**THE REQUEST**
Rewrite the data below, replacing every occurrence of "SRO" with "Standing Room" and leaving everything else unchanged.

◇ ◇ ◇ ◇ ◇ ◇ ◇

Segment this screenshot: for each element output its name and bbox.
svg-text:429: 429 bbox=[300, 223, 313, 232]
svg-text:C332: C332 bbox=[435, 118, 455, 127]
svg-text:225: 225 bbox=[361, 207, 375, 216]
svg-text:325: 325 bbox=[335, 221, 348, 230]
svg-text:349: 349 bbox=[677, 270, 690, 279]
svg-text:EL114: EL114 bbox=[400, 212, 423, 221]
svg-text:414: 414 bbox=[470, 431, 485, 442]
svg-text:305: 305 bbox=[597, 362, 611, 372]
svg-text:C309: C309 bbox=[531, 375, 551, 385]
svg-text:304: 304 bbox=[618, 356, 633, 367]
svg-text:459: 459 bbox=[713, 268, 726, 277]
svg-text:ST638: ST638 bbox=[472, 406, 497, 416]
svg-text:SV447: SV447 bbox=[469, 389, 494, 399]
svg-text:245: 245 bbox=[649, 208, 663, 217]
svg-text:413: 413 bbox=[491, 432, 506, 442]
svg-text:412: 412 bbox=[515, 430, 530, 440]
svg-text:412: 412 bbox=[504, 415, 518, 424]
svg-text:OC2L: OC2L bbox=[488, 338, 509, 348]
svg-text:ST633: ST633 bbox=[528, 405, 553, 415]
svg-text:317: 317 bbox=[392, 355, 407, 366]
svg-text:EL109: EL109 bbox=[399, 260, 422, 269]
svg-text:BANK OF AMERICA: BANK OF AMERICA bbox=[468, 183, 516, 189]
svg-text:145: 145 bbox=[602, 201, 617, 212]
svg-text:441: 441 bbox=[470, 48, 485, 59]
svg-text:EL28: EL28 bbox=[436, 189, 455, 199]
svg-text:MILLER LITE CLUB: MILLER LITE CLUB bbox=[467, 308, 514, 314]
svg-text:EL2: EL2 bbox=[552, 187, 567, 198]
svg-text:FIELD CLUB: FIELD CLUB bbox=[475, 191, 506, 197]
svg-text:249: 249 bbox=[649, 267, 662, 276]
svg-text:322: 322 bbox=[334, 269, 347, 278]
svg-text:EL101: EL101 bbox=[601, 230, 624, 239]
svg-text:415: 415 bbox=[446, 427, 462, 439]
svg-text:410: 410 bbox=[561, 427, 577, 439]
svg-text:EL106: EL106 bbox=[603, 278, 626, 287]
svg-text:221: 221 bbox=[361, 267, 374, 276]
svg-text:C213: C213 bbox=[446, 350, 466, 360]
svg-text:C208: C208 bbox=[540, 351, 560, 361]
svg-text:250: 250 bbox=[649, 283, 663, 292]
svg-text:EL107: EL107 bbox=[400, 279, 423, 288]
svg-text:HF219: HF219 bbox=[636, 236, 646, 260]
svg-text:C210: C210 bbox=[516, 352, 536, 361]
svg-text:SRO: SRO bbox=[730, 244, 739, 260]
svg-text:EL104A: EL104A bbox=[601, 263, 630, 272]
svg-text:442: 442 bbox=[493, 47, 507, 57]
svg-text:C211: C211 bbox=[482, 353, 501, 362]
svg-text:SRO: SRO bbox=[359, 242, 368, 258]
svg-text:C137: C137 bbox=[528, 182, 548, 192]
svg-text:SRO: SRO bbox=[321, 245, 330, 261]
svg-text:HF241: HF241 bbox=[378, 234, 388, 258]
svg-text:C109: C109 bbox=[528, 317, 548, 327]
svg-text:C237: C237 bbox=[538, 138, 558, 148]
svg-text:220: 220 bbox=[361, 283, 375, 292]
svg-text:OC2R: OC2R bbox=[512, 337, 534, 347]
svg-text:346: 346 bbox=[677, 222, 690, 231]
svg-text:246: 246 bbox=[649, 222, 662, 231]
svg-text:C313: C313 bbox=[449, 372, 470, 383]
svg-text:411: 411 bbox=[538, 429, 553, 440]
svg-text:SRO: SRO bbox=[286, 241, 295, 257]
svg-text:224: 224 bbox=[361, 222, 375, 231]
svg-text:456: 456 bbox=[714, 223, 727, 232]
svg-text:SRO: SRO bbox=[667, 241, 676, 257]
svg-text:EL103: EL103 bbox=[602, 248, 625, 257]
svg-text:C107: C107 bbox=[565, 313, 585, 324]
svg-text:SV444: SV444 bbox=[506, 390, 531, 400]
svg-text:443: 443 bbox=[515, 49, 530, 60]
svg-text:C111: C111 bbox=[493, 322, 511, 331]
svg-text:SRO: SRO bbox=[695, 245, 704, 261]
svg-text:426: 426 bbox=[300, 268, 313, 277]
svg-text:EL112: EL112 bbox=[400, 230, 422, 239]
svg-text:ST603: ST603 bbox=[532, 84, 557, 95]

◇ ◇ ◇ ◇ ◇ ◇ ◇

**TASK ANSWER**
Segment this screenshot: for each element output its name and bbox.
svg-text:429: 429 bbox=[300, 223, 313, 232]
svg-text:C332: C332 bbox=[435, 118, 455, 127]
svg-text:225: 225 bbox=[361, 207, 375, 216]
svg-text:325: 325 bbox=[335, 221, 348, 230]
svg-text:349: 349 bbox=[677, 270, 690, 279]
svg-text:EL114: EL114 bbox=[400, 212, 423, 221]
svg-text:414: 414 bbox=[470, 431, 485, 442]
svg-text:305: 305 bbox=[597, 362, 611, 372]
svg-text:C309: C309 bbox=[531, 375, 551, 385]
svg-text:304: 304 bbox=[618, 356, 633, 367]
svg-text:459: 459 bbox=[713, 268, 726, 277]
svg-text:ST638: ST638 bbox=[472, 406, 497, 416]
svg-text:SV447: SV447 bbox=[469, 389, 494, 399]
svg-text:245: 245 bbox=[649, 208, 663, 217]
svg-text:413: 413 bbox=[491, 432, 506, 442]
svg-text:412: 412 bbox=[515, 430, 530, 440]
svg-text:412: 412 bbox=[504, 415, 518, 424]
svg-text:OC2L: OC2L bbox=[488, 338, 509, 348]
svg-text:ST633: ST633 bbox=[528, 405, 553, 415]
svg-text:317: 317 bbox=[392, 355, 407, 366]
svg-text:EL109: EL109 bbox=[399, 260, 422, 269]
svg-text:BANK OF AMERICA: BANK OF AMERICA bbox=[468, 183, 516, 189]
svg-text:145: 145 bbox=[602, 201, 617, 212]
svg-text:441: 441 bbox=[470, 48, 485, 59]
svg-text:EL28: EL28 bbox=[436, 189, 455, 199]
svg-text:MILLER LITE CLUB: MILLER LITE CLUB bbox=[467, 308, 514, 314]
svg-text:EL2: EL2 bbox=[552, 187, 567, 198]
svg-text:FIELD CLUB: FIELD CLUB bbox=[475, 191, 506, 197]
svg-text:249: 249 bbox=[649, 267, 662, 276]
svg-text:322: 322 bbox=[334, 269, 347, 278]
svg-text:EL101: EL101 bbox=[601, 230, 624, 239]
svg-text:415: 415 bbox=[446, 427, 462, 439]
svg-text:410: 410 bbox=[561, 427, 577, 439]
svg-text:EL106: EL106 bbox=[603, 278, 626, 287]
svg-text:221: 221 bbox=[361, 267, 374, 276]
svg-text:C213: C213 bbox=[446, 350, 466, 360]
svg-text:C208: C208 bbox=[540, 351, 560, 361]
svg-text:250: 250 bbox=[649, 283, 663, 292]
svg-text:EL107: EL107 bbox=[400, 279, 423, 288]
svg-text:HF219: HF219 bbox=[636, 236, 646, 260]
svg-text:C210: C210 bbox=[516, 352, 536, 361]
svg-text:Standing Room: Standing Room bbox=[730, 244, 739, 260]
svg-text:EL104A: EL104A bbox=[601, 263, 630, 272]
svg-text:442: 442 bbox=[493, 47, 507, 57]
svg-text:C211: C211 bbox=[482, 353, 501, 362]
svg-text:Standing Room: Standing Room bbox=[359, 242, 368, 258]
svg-text:C137: C137 bbox=[528, 182, 548, 192]
svg-text:Standing Room: Standing Room bbox=[321, 245, 330, 261]
svg-text:HF241: HF241 bbox=[378, 234, 388, 258]
svg-text:C109: C109 bbox=[528, 317, 548, 327]
svg-text:C237: C237 bbox=[538, 138, 558, 148]
svg-text:220: 220 bbox=[361, 283, 375, 292]
svg-text:OC2R: OC2R bbox=[512, 337, 534, 347]
svg-text:346: 346 bbox=[677, 222, 690, 231]
svg-text:246: 246 bbox=[649, 222, 662, 231]
svg-text:C313: C313 bbox=[449, 372, 470, 383]
svg-text:411: 411 bbox=[538, 429, 553, 440]
svg-text:Standing Room: Standing Room bbox=[286, 241, 295, 257]
svg-text:224: 224 bbox=[361, 222, 375, 231]
svg-text:456: 456 bbox=[714, 223, 727, 232]
svg-text:Standing Room: Standing Room bbox=[667, 241, 676, 257]
svg-text:EL103: EL103 bbox=[602, 248, 625, 257]
svg-text:C107: C107 bbox=[565, 313, 585, 324]
svg-text:SV444: SV444 bbox=[506, 390, 531, 400]
svg-text:443: 443 bbox=[515, 49, 530, 60]
svg-text:C111: C111 bbox=[493, 322, 511, 331]
svg-text:Standing Room: Standing Room bbox=[695, 245, 704, 261]
svg-text:426: 426 bbox=[300, 268, 313, 277]
svg-text:EL112: EL112 bbox=[400, 230, 422, 239]
svg-text:ST603: ST603 bbox=[532, 84, 557, 95]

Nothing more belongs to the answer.